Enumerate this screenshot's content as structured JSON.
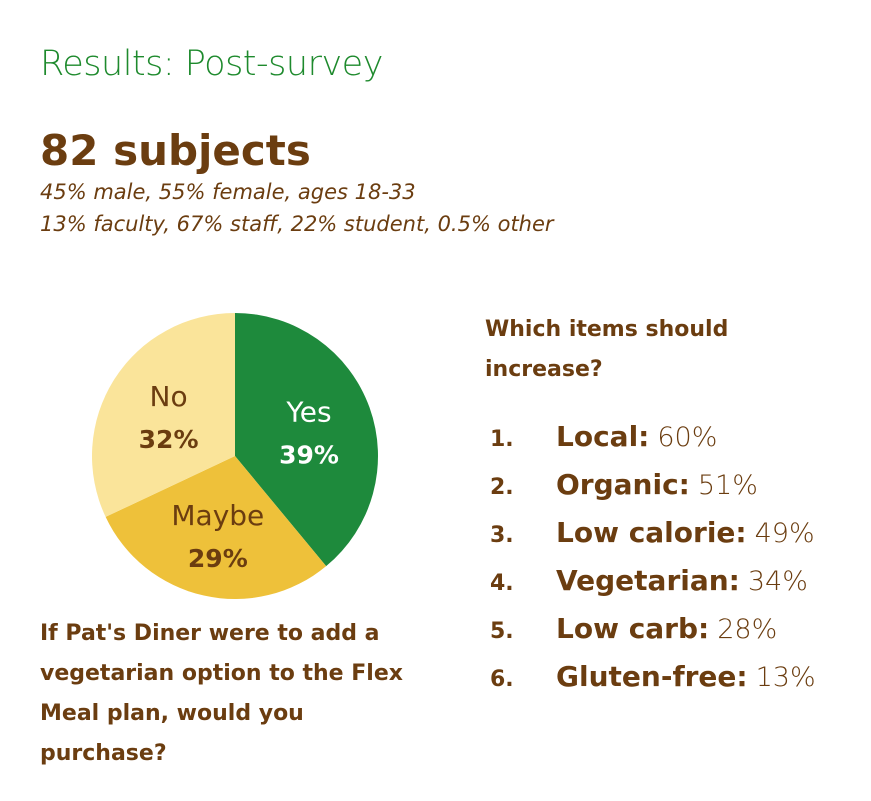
{
  "title": "Results: Post-survey",
  "subjects": "82 subjects",
  "demographics": [
    "45% male, 55% female, ages 18-33",
    "13% faculty, 67% staff, 22% student, 0.5% other"
  ],
  "chart_data": [
    {
      "type": "pie",
      "labels": [
        "Yes",
        "Maybe",
        "No"
      ],
      "values": [
        39,
        29,
        32
      ],
      "value_labels": [
        "39%",
        "29%",
        "32%"
      ],
      "colors": [
        "#1e8a3c",
        "#eec13a",
        "#fae49a"
      ],
      "title": "If Pat's Diner were to add a vegetarian option to the Flex Meal plan, would you purchase?"
    },
    {
      "type": "table",
      "title": "Which items should increase?",
      "rows": [
        {
          "rank": "1.",
          "label": "Local:",
          "value": "60%"
        },
        {
          "rank": "2.",
          "label": "Organic:",
          "value": "51%"
        },
        {
          "rank": "3.",
          "label": "Low calorie:",
          "value": "49%"
        },
        {
          "rank": "4.",
          "label": "Vegetarian:",
          "value": "34%"
        },
        {
          "rank": "5.",
          "label": "Low carb:",
          "value": "28%"
        },
        {
          "rank": "6.",
          "label": "Gluten-free:",
          "value": "13%"
        }
      ]
    }
  ]
}
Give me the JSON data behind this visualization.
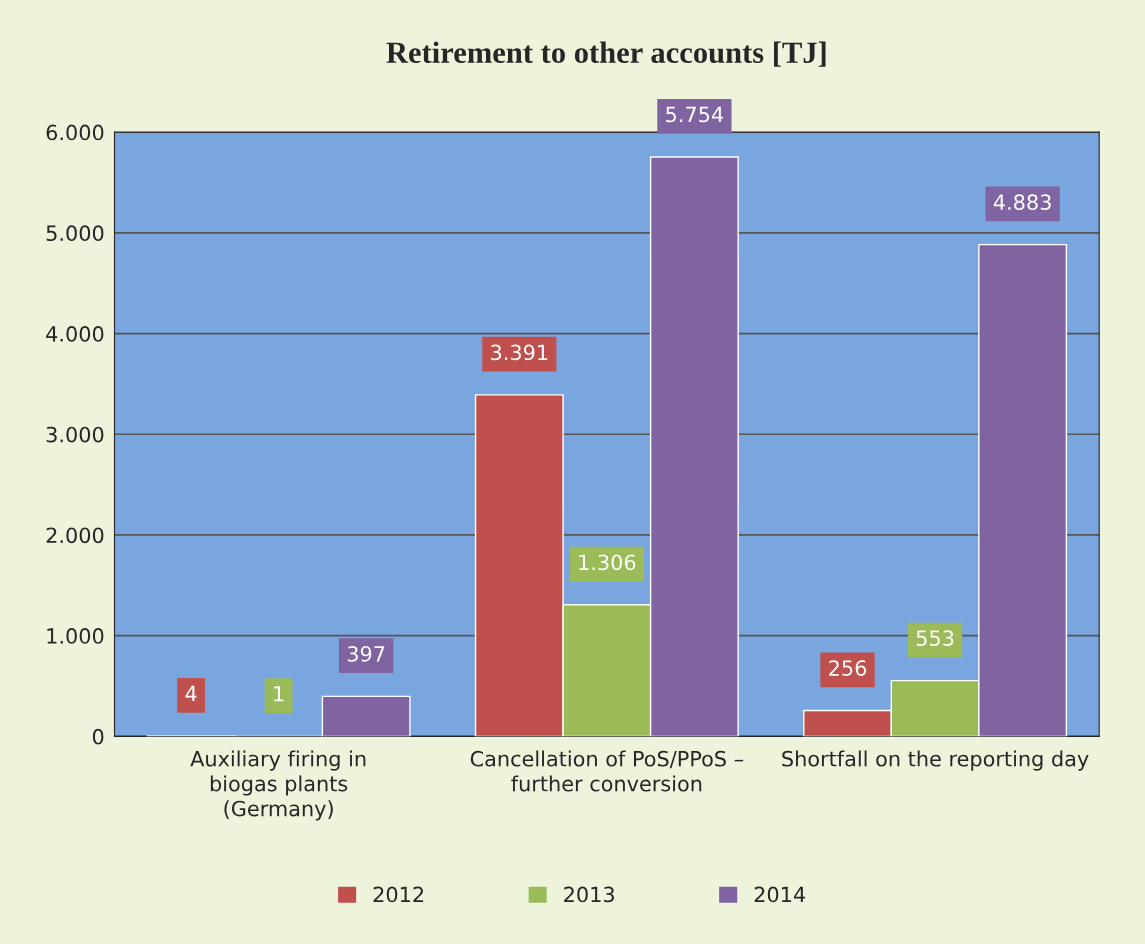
{
  "chart_data": {
    "type": "bar",
    "title": "Retirement to other accounts [TJ]",
    "categories": [
      "Auxiliary firing in biogas plants (Germany)",
      "Cancellation of PoS/PPoS – further conversion",
      "Shortfall on the reporting day"
    ],
    "series": [
      {
        "name": "2012",
        "color": "#c0504d",
        "values": [
          4,
          3391,
          256
        ],
        "value_labels": [
          "4",
          "3.391",
          "256"
        ]
      },
      {
        "name": "2013",
        "color": "#9bbb59",
        "values": [
          1,
          1306,
          553
        ],
        "value_labels": [
          "1",
          "1.306",
          "553"
        ]
      },
      {
        "name": "2014",
        "color": "#8064a2",
        "values": [
          397,
          5754,
          4883
        ],
        "value_labels": [
          "397",
          "5.754",
          "4.883"
        ]
      }
    ],
    "ylim": [
      0,
      6000
    ],
    "yticks": [
      {
        "value": 0,
        "label": "0"
      },
      {
        "value": 1000,
        "label": "1.000"
      },
      {
        "value": 2000,
        "label": "2.000"
      },
      {
        "value": 3000,
        "label": "3.000"
      },
      {
        "value": 4000,
        "label": "4.000"
      },
      {
        "value": 5000,
        "label": "5.000"
      },
      {
        "value": 6000,
        "label": "6.000"
      }
    ],
    "grid": "y",
    "legend": "bottom"
  }
}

● ● ● ● ●

THE TASK: Write the listing out a second time exactly, dropping all images.

WRITTEN RESPONSE:
Enumerate this screenshot's content as structured JSON.
{
  "title": "Results: Post-survey",
  "subjects": "82 subjects",
  "demographics": [
    "45% male, 55% female, ages 18-33",
    "13% faculty, 67% staff, 22% student, 0.5% other"
  ],
  "chart_data": [
    {
      "type": "pie",
      "labels": [
        "Yes",
        "Maybe",
        "No"
      ],
      "values": [
        39,
        29,
        32
      ],
      "value_labels": [
        "39%",
        "29%",
        "32%"
      ],
      "colors": [
        "#1e8a3c",
        "#eec13a",
        "#fae49a"
      ],
      "title": "If Pat's Diner were to add a vegetarian option to the Flex Meal plan, would you purchase?"
    },
    {
      "type": "table",
      "title": "Which items should increase?",
      "rows": [
        {
          "rank": "1.",
          "label": "Local:",
          "value": "60%"
        },
        {
          "rank": "2.",
          "label": "Organic:",
          "value": "51%"
        },
        {
          "rank": "3.",
          "label": "Low calorie:",
          "value": "49%"
        },
        {
          "rank": "4.",
          "label": "Vegetarian:",
          "value": "34%"
        },
        {
          "rank": "5.",
          "label": "Low carb:",
          "value": "28%"
        },
        {
          "rank": "6.",
          "label": "Gluten-free:",
          "value": "13%"
        }
      ]
    }
  ]
}
Give me the JSON data behind this visualization.
{
  "chart_data": {
    "type": "bar",
    "title": "Retirement to other accounts [TJ]",
    "categories": [
      "Auxiliary firing in biogas plants (Germany)",
      "Cancellation of PoS/PPoS – further conversion",
      "Shortfall on the reporting day"
    ],
    "series": [
      {
        "name": "2012",
        "color": "#c0504d",
        "values": [
          4,
          3391,
          256
        ],
        "value_labels": [
          "4",
          "3.391",
          "256"
        ]
      },
      {
        "name": "2013",
        "color": "#9bbb59",
        "values": [
          1,
          1306,
          553
        ],
        "value_labels": [
          "1",
          "1.306",
          "553"
        ]
      },
      {
        "name": "2014",
        "color": "#8064a2",
        "values": [
          397,
          5754,
          4883
        ],
        "value_labels": [
          "397",
          "5.754",
          "4.883"
        ]
      }
    ],
    "ylim": [
      0,
      6000
    ],
    "yticks": [
      {
        "value": 0,
        "label": "0"
      },
      {
        "value": 1000,
        "label": "1.000"
      },
      {
        "value": 2000,
        "label": "2.000"
      },
      {
        "value": 3000,
        "label": "3.000"
      },
      {
        "value": 4000,
        "label": "4.000"
      },
      {
        "value": 5000,
        "label": "5.000"
      },
      {
        "value": 6000,
        "label": "6.000"
      }
    ],
    "grid": "y",
    "legend": "bottom"
  }
}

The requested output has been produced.